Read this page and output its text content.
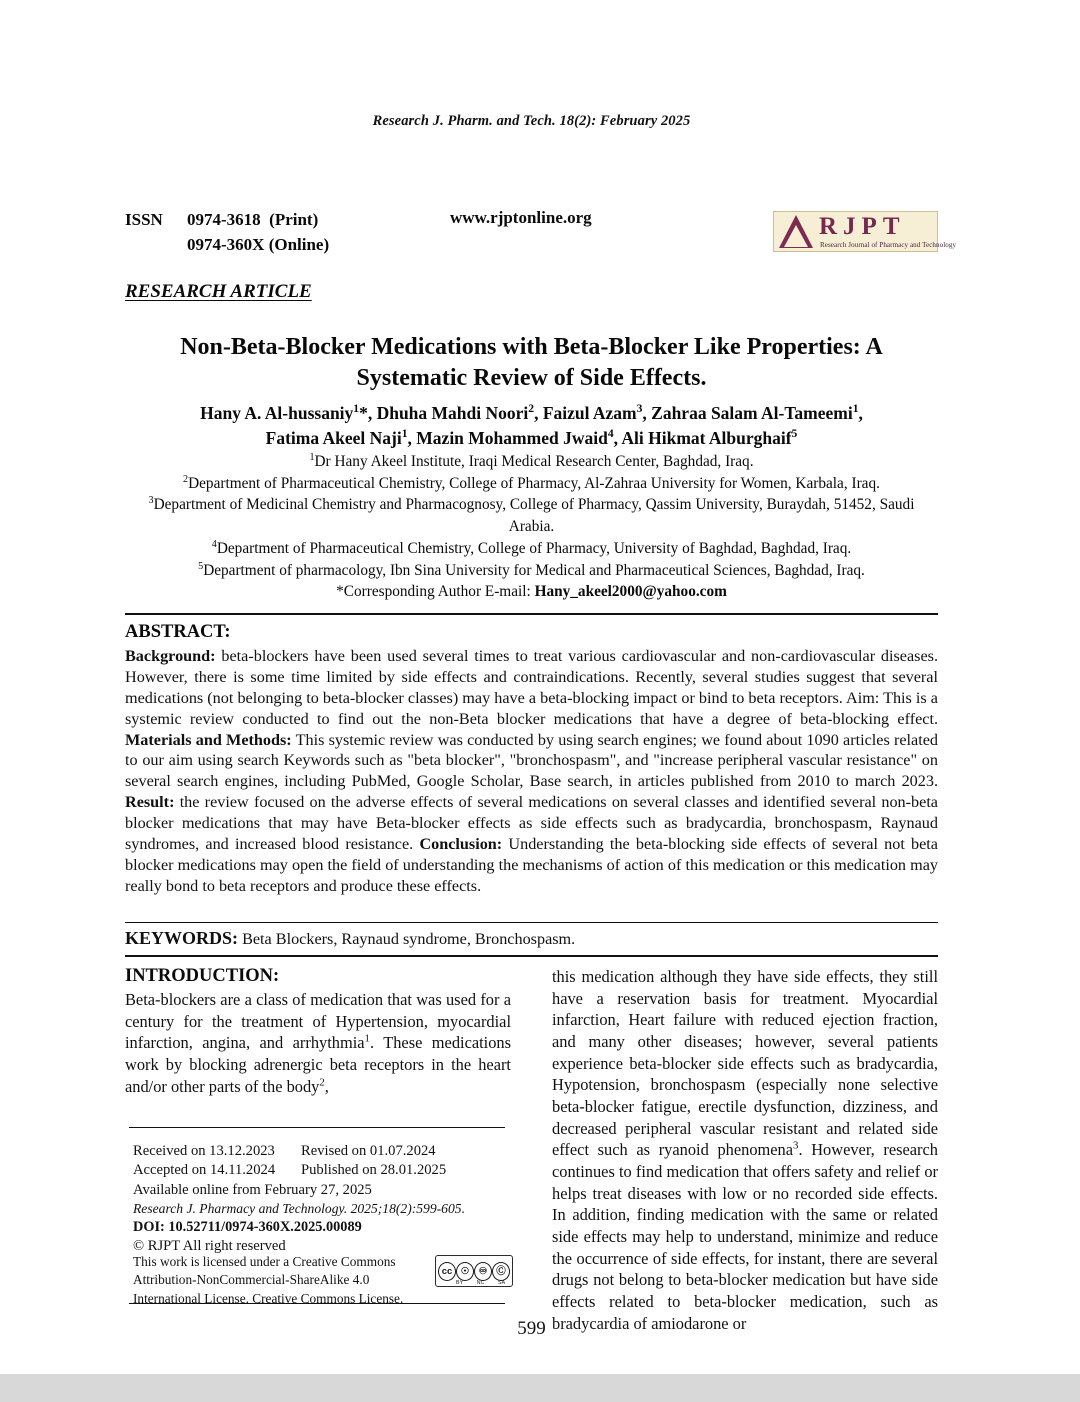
Research J. Pharm. and Tech. 18(2): February 2025
ISSN	0974-3618  (Print)
0974-360X (Online)
www.rjptonline.org	RJPT
Research Journal of Pharmacy and Technology
RESEARCH ARTICLE
Non-Beta-Blocker Medications with Beta-Blocker Like Properties: A Systematic Review of Side Effects.
Hany A. Al-hussaniy$^1$*, Dhuha Mahdi Noori$^2$, Faizul Azam$^3$, Zahraa Salam Al-Tameemi$^1$,
Fatima Akeel Naji$^1$, Mazin Mohammed Jwaid$^4$, Ali Hikmat Alburghaif$^5$
$^1$Dr Hany Akeel Institute, Iraqi Medical Research Center, Baghdad, Iraq.
$^2$Department of Pharmaceutical Chemistry, College of Pharmacy, Al-Zahraa University for Women, Karbala, Iraq.
$^3$Department of Medicinal Chemistry and Pharmacognosy, College of Pharmacy, Qassim University, Buraydah, 51452, Saudi Arabia.
$^4$Department of Pharmaceutical Chemistry, College of Pharmacy, University of Baghdad, Baghdad, Iraq.
$^5$Department of pharmacology, Ibn Sina University for Medical and Pharmaceutical Sciences, Baghdad, Iraq.
*Corresponding Author E-mail: Hany_akeel2000@yahoo.com
ABSTRACT:
Background: beta-blockers have been used several times to treat various cardiovascular and non-cardiovascular diseases. However, there is some time limited by side effects and contraindications. Recently, several studies suggest that several medications (not belonging to beta-blocker classes) may have a beta-blocking impact or bind to beta receptors. Aim: This is a systemic review conducted to find out the non-Beta blocker medications that have a degree of beta-blocking effect. Materials and Methods: This systemic review was conducted by using search engines; we found about 1090 articles related to our aim using search Keywords such as "beta blocker", "bronchospasm", and "increase peripheral vascular resistance" on several search engines, including PubMed, Google Scholar, Base search, in articles published from 2010 to march 2023. Result: the review focused on the adverse effects of several medications on several classes and identified several non-beta blocker medications that may have Beta-blocker effects as side effects such as bradycardia, bronchospasm, Raynaud syndromes, and increased blood resistance. Conclusion: Understanding the beta-blocking side effects of several not beta blocker medications may open the field of understanding the mechanisms of action of this medication or this medication may really bond to beta receptors and produce these effects.
KEYWORDS: Beta Blockers, Raynaud syndrome, Bronchospasm.
INTRODUCTION:

Beta-blockers are a class of medication that was used for a century for the treatment of Hypertension, myocardial infarction, angina, and arrhythmia$^1$. These medications work by blocking adrenergic beta receptors in the heart and/or other parts of the body$^2$,

this medication although they have side effects, they still have a reservation basis for treatment. Myocardial infarction, Heart failure with reduced ejection fraction, and many other diseases; however, several patients experience beta-blocker side effects such as bradycardia, Hypotension, bronchospasm (especially none selective beta-blocker fatigue, erectile dysfunction, dizziness, and decreased peripheral vascular resistant and related side effect such as ryanoid phenomena$^3$. However, research continues to find medication that offers safety and relief or helps treat diseases with low or no recorded side effects. In addition, finding medication with the same or related side effects may help to understand, minimize and reduce the occurrence of side effects, for instant, there are several drugs not belong to beta-blocker medication but have side effects related to beta-blocker medication, such as bradycardia of amiodarone or

Received on 13.12.2023	Revised on 01.07.2024
Accepted on 14.11.2024	Published on 28.01.2025
Available online from February 27, 2025
Research J. Pharmacy and Technology. 2025;18(2):599-605.
DOI: 10.52711/0974-360X.2025.00089
© RJPT All right reserved
This work is licensed under a Creative Commons
Attribution-NonCommercial-ShareAlike 4.0
International License. Creative Commons License.
cc ☉ ♾ Ⓒ
BY	NC	SA
599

• _EXERCISE REQUIREMENTS_
Omitting the images, output each record precisely as written.

• _RESPONSE_
Read this page and output its text content.
Research J. Pharm. and Tech. 18(2): February 2025
ISSN	0974-3618  (Print)
0974-360X (Online)
www.rjptonline.org	RJPT
Research Journal of Pharmacy and Technology
RESEARCH ARTICLE
Non-Beta-Blocker Medications with Beta-Blocker Like Properties: A Systematic Review of Side Effects.
Hany A. Al-hussaniy$^1$*, Dhuha Mahdi Noori$^2$, Faizul Azam$^3$, Zahraa Salam Al-Tameemi$^1$,
Fatima Akeel Naji$^1$, Mazin Mohammed Jwaid$^4$, Ali Hikmat Alburghaif$^5$
$^1$Dr Hany Akeel Institute, Iraqi Medical Research Center, Baghdad, Iraq.
$^2$Department of Pharmaceutical Chemistry, College of Pharmacy, Al-Zahraa University for Women, Karbala, Iraq.
$^3$Department of Medicinal Chemistry and Pharmacognosy, College of Pharmacy, Qassim University, Buraydah, 51452, Saudi Arabia.
$^4$Department of Pharmaceutical Chemistry, College of Pharmacy, University of Baghdad, Baghdad, Iraq.
$^5$Department of pharmacology, Ibn Sina University for Medical and Pharmaceutical Sciences, Baghdad, Iraq.
*Corresponding Author E-mail: Hany_akeel2000@yahoo.com
ABSTRACT:
Background: beta-blockers have been used several times to treat various cardiovascular and non-cardiovascular diseases. However, there is some time limited by side effects and contraindications. Recently, several studies suggest that several medications (not belonging to beta-blocker classes) may have a beta-blocking impact or bind to beta receptors. Aim: This is a systemic review conducted to find out the non-Beta blocker medications that have a degree of beta-blocking effect. Materials and Methods: This systemic review was conducted by using search engines; we found about 1090 articles related to our aim using search Keywords such as "beta blocker", "bronchospasm", and "increase peripheral vascular resistance" on several search engines, including PubMed, Google Scholar, Base search, in articles published from 2010 to march 2023. Result: the review focused on the adverse effects of several medications on several classes and identified several non-beta blocker medications that may have Beta-blocker effects as side effects such as bradycardia, bronchospasm, Raynaud syndromes, and increased blood resistance. Conclusion: Understanding the beta-blocking side effects of several not beta blocker medications may open the field of understanding the mechanisms of action of this medication or this medication may really bond to beta receptors and produce these effects.
KEYWORDS: Beta Blockers, Raynaud syndrome, Bronchospasm.
INTRODUCTION:

Beta-blockers are a class of medication that was used for a century for the treatment of Hypertension, myocardial infarction, angina, and arrhythmia$^1$. These medications work by blocking adrenergic beta receptors in the heart and/or other parts of the body$^2$,

this medication although they have side effects, they still have a reservation basis for treatment. Myocardial infarction, Heart failure with reduced ejection fraction, and many other diseases; however, several patients experience beta-blocker side effects such as bradycardia, Hypotension, bronchospasm (especially none selective beta-blocker fatigue, erectile dysfunction, dizziness, and decreased peripheral vascular resistant and related side effect such as ryanoid phenomena$^3$. However, research continues to find medication that offers safety and relief or helps treat diseases with low or no recorded side effects. In addition, finding medication with the same or related side effects may help to understand, minimize and reduce the occurrence of side effects, for instant, there are several drugs not belong to beta-blocker medication but have side effects related to beta-blocker medication, such as bradycardia of amiodarone or

Received on 13.12.2023	Revised on 01.07.2024
Accepted on 14.11.2024	Published on 28.01.2025
Available online from February 27, 2025
Research J. Pharmacy and Technology. 2025;18(2):599-605.
DOI: 10.52711/0974-360X.2025.00089
© RJPT All right reserved
This work is licensed under a Creative Commons
Attribution-NonCommercial-ShareAlike 4.0
International License. Creative Commons License.
cc ☉ ♾ Ⓒ
BY	NC	SA
599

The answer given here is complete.